> TASK DETAILS:
Which lines in the records below contain the string "input"? Pull out every one of them, treating uppercase and lowercase as different.

A run of records:
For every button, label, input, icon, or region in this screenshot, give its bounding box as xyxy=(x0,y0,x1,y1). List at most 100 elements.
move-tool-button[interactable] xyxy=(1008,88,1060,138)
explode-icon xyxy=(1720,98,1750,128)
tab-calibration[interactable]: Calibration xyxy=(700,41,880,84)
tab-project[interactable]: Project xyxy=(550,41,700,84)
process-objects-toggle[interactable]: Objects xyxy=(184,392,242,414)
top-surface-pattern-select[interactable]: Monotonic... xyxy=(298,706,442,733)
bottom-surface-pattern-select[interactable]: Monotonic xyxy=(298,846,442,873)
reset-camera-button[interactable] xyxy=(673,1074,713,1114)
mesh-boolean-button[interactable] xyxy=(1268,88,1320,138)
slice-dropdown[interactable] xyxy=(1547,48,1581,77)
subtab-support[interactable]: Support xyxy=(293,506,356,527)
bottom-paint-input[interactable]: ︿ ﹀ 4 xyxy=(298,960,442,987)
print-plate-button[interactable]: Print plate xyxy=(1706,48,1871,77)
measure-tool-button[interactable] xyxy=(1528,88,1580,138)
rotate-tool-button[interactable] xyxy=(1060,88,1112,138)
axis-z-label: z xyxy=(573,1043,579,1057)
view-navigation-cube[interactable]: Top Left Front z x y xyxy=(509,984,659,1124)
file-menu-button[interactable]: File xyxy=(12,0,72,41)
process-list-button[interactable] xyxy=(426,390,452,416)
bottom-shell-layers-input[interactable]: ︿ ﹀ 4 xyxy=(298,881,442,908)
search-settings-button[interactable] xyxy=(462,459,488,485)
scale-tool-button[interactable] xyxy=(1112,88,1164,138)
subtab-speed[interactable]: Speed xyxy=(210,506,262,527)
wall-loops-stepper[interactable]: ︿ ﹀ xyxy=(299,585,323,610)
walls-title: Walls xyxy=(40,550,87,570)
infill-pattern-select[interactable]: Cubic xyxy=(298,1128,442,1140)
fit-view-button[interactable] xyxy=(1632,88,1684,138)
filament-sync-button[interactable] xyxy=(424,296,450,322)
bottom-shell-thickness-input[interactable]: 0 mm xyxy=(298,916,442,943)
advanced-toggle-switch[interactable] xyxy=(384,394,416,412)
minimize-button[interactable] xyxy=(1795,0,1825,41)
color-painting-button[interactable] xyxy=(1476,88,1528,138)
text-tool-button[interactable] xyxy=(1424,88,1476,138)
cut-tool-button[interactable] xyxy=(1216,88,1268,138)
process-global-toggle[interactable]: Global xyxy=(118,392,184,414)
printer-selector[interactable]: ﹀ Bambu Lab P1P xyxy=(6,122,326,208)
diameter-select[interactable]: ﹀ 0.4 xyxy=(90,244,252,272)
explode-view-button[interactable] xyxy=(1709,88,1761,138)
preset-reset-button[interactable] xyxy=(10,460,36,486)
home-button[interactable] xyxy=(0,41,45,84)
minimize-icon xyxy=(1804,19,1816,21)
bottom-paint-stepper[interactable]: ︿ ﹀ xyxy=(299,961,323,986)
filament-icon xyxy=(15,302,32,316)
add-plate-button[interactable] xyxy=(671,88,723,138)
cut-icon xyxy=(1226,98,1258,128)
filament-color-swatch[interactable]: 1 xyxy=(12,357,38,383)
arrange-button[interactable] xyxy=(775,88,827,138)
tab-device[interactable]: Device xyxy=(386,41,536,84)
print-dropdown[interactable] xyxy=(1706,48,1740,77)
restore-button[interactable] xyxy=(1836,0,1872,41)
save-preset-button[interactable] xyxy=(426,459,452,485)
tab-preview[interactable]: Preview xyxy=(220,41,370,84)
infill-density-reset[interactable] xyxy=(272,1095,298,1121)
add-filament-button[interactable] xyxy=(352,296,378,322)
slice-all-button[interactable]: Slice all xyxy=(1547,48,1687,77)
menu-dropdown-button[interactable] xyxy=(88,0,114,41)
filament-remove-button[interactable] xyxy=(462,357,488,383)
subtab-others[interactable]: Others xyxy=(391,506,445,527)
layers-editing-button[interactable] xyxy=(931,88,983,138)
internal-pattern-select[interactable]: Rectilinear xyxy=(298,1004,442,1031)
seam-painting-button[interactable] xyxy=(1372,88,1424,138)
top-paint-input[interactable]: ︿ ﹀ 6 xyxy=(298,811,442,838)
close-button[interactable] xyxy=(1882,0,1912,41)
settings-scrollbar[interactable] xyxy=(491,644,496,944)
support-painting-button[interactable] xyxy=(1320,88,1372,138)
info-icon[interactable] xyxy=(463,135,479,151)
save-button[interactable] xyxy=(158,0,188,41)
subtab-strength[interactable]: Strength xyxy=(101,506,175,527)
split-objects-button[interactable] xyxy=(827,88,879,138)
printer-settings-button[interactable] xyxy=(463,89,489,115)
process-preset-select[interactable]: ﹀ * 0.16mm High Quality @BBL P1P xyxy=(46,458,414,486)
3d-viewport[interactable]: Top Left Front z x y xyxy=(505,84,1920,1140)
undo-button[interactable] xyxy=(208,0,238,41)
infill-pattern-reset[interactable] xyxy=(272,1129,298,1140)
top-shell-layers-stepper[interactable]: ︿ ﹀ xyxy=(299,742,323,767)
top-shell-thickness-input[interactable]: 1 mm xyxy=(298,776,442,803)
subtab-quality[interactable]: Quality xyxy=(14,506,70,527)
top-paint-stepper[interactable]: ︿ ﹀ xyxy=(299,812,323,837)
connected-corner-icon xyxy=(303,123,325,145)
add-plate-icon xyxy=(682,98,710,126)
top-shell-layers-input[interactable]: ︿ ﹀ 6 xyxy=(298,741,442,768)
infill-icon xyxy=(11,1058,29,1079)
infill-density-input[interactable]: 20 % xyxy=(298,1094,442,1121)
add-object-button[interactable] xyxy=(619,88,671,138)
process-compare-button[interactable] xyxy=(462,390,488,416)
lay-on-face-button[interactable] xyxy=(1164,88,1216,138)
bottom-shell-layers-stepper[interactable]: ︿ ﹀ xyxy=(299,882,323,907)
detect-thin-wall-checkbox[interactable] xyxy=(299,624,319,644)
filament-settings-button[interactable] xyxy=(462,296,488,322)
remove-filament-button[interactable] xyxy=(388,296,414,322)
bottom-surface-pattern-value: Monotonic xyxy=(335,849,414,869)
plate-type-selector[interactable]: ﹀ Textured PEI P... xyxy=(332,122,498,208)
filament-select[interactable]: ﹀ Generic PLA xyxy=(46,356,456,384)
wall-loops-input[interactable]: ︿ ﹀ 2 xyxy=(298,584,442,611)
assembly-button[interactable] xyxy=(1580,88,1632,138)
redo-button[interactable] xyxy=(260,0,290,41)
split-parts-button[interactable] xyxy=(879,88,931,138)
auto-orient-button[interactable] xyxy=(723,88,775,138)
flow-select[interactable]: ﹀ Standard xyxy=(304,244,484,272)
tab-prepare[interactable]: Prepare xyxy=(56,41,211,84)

> ANSWER TO THE TASK:
For every button, label, input, icon, or region in this screenshot, give its bounding box as xyxy=(x0,y0,x1,y1). List at most 100 elements.
bottom-paint-input[interactable]: ︿ ﹀ 4 xyxy=(298,960,442,987)
bottom-shell-layers-input[interactable]: ︿ ﹀ 4 xyxy=(298,881,442,908)
bottom-shell-thickness-input[interactable]: 0 mm xyxy=(298,916,442,943)
top-paint-input[interactable]: ︿ ﹀ 6 xyxy=(298,811,442,838)
top-shell-thickness-input[interactable]: 1 mm xyxy=(298,776,442,803)
top-shell-layers-input[interactable]: ︿ ﹀ 6 xyxy=(298,741,442,768)
infill-density-input[interactable]: 20 % xyxy=(298,1094,442,1121)
wall-loops-input[interactable]: ︿ ﹀ 2 xyxy=(298,584,442,611)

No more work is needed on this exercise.